**TASK DETAILS:** Only a number is wanted: how many lines in the records below contain "fraction"?

**RECORDS FOR THIS TASK:**
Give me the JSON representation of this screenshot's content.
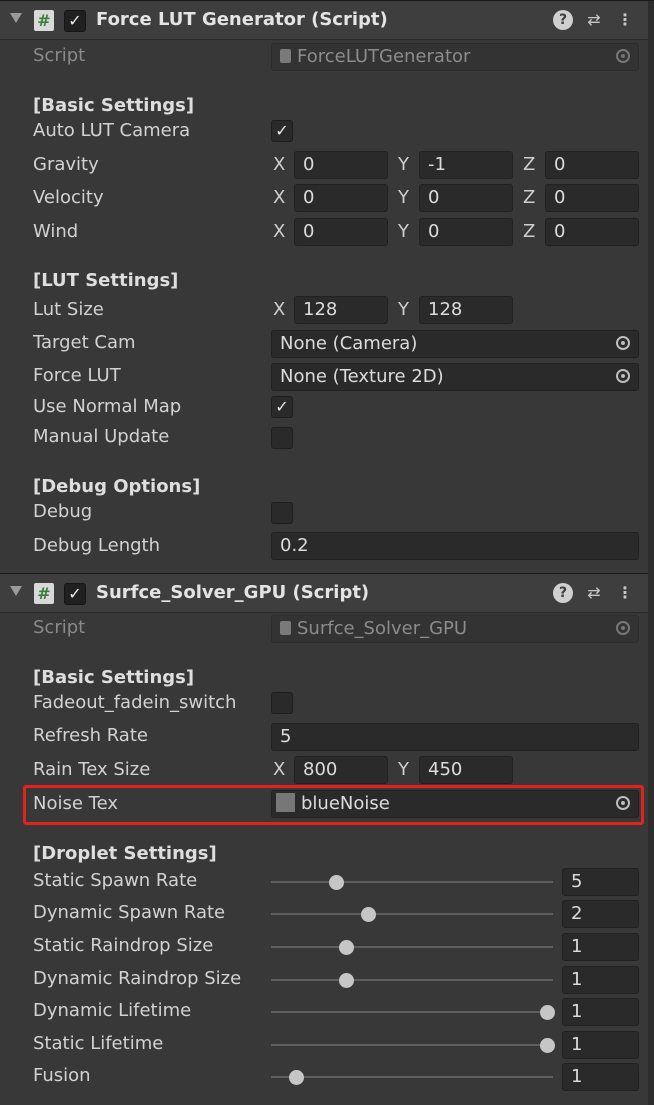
{
  "components": [
    {
      "title": "Force LUT Generator (Script)",
      "script_label": "Script",
      "script_value": "ForceLUTGenerator",
      "sections": {
        "basic": "[Basic Settings]",
        "lut": "[LUT Settings]",
        "debug": "[Debug Options]"
      },
      "fields": {
        "auto_lut_camera": {
          "label": "Auto LUT Camera",
          "checked": true
        },
        "gravity": {
          "label": "Gravity",
          "x": "0",
          "y": "-1",
          "z": "0"
        },
        "velocity": {
          "label": "Velocity",
          "x": "0",
          "y": "0",
          "z": "0"
        },
        "wind": {
          "label": "Wind",
          "x": "0",
          "y": "0",
          "z": "0"
        },
        "lut_size": {
          "label": "Lut Size",
          "x": "128",
          "y": "128"
        },
        "target_cam": {
          "label": "Target Cam",
          "value": "None (Camera)"
        },
        "force_lut": {
          "label": "Force LUT",
          "value": "None (Texture 2D)"
        },
        "use_normal_map": {
          "label": "Use Normal Map",
          "checked": true
        },
        "manual_update": {
          "label": "Manual Update",
          "checked": false
        },
        "debug": {
          "label": "Debug",
          "checked": false
        },
        "debug_length": {
          "label": "Debug Length",
          "value": "0.2"
        }
      }
    },
    {
      "title": "Surfce_Solver_GPU (Script)",
      "script_label": "Script",
      "script_value": "Surfce_Solver_GPU",
      "sections": {
        "basic": "[Basic Settings]",
        "droplet": "[Droplet Settings]"
      },
      "fields": {
        "fadeout_switch": {
          "label": "Fadeout_fadein_switch",
          "checked": false
        },
        "refresh_rate": {
          "label": "Refresh Rate",
          "value": "5"
        },
        "rain_tex_size": {
          "label": "Rain Tex Size",
          "x": "800",
          "y": "450"
        },
        "noise_tex": {
          "label": "Noise Tex",
          "value": "blueNoise"
        }
      },
      "sliders": [
        {
          "label": "Static Spawn Rate",
          "value": "5",
          "fraction": 0.23
        },
        {
          "label": "Dynamic Spawn Rate",
          "value": "2",
          "fraction": 0.345
        },
        {
          "label": "Static Raindrop Size",
          "value": "1",
          "fraction": 0.265
        },
        {
          "label": "Dynamic Raindrop Size",
          "value": "1",
          "fraction": 0.265
        },
        {
          "label": "Dynamic Lifetime",
          "value": "1",
          "fraction": 0.98
        },
        {
          "label": "Static Lifetime",
          "value": "1",
          "fraction": 0.98
        },
        {
          "label": "Fusion",
          "value": "1",
          "fraction": 0.09
        }
      ]
    }
  ],
  "axes": {
    "x": "X",
    "y": "Y",
    "z": "Z"
  },
  "icons": {
    "help": "?",
    "preset": "⇄",
    "more": "⋮",
    "check": "✓",
    "hash": "#"
  }
}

**EXERCISE SOLUTION:** 7